PROBLEM REQUIREMENTS ▸
Gather all lines with the word "Noether" in them.

Dataset items:
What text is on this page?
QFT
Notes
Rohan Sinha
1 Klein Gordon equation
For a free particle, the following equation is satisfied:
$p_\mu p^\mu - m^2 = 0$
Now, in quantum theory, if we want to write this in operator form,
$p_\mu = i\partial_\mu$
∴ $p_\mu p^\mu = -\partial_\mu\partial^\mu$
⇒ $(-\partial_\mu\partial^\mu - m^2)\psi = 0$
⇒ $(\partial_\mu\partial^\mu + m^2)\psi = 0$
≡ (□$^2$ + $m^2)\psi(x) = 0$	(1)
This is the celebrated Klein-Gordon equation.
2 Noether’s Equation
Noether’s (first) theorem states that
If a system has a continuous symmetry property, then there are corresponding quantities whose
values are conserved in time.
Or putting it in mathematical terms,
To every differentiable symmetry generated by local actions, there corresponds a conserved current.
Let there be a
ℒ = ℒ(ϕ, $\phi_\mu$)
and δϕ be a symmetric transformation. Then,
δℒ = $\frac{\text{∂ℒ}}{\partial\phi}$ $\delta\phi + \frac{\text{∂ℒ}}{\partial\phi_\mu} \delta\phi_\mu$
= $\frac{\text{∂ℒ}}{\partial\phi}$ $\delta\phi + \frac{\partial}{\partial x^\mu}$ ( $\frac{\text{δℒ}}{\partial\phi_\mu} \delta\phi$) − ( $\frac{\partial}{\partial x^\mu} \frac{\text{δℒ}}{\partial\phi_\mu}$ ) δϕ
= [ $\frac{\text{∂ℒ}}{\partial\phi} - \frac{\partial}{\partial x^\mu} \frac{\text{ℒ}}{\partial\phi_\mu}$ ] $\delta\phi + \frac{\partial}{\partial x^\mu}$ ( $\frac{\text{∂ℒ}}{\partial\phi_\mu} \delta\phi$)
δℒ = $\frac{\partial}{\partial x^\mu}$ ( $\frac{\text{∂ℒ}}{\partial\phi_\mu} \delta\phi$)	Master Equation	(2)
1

EXPECTED OUTPUT ▸
2 Noether’s Equation
Noether’s (first) theorem states that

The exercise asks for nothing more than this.